## Start Stored rows
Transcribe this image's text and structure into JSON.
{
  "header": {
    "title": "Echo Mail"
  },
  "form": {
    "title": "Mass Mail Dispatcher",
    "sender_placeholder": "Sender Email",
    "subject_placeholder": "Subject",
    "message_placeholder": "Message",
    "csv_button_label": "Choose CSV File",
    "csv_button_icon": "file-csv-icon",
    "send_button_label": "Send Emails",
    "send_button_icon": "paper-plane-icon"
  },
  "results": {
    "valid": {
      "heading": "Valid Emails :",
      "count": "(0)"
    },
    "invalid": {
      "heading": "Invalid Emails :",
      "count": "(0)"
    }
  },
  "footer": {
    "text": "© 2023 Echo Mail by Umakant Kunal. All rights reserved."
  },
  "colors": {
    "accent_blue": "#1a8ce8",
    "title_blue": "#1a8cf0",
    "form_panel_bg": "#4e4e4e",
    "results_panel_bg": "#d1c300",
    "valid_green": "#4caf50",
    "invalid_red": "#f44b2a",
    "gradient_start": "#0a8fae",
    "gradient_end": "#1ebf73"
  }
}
## End Stored rows
## Start Stored rows
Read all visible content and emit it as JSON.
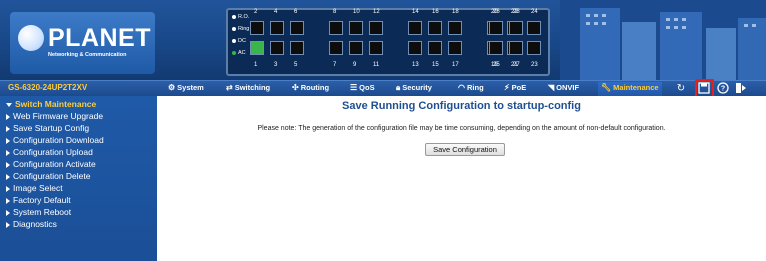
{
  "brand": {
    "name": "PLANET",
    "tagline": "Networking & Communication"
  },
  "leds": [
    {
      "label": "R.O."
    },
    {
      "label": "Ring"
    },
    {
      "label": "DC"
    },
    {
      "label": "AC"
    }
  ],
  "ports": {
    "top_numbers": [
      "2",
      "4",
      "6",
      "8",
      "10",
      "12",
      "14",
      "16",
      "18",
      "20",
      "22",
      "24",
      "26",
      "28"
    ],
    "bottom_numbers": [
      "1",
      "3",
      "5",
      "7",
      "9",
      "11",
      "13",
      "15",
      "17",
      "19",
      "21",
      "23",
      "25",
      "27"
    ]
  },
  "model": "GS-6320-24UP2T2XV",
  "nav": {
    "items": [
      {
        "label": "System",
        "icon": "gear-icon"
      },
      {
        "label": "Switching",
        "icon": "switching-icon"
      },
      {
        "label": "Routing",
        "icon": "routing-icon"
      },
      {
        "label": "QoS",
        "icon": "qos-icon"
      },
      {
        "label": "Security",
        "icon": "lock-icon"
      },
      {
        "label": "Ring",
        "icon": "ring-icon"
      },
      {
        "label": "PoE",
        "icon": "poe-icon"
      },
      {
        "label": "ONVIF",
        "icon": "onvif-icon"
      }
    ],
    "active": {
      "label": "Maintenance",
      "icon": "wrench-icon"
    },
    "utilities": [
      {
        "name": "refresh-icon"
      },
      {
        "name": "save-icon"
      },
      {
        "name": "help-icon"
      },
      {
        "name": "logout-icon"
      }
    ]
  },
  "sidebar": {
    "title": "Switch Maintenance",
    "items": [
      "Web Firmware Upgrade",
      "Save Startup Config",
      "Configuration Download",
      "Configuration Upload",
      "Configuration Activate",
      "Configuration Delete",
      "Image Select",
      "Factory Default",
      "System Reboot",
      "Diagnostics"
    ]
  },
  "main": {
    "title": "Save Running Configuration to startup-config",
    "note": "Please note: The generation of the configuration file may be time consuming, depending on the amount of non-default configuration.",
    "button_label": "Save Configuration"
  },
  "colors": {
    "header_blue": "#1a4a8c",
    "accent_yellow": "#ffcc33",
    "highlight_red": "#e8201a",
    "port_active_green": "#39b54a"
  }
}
## End Stored rows
Exercise description
Pick out every line above that holds the word "Emails" and copy it.

Written solution
    "send_button_label": "Send Emails",
      "heading": "Valid Emails :",
      "heading": "Invalid Emails :",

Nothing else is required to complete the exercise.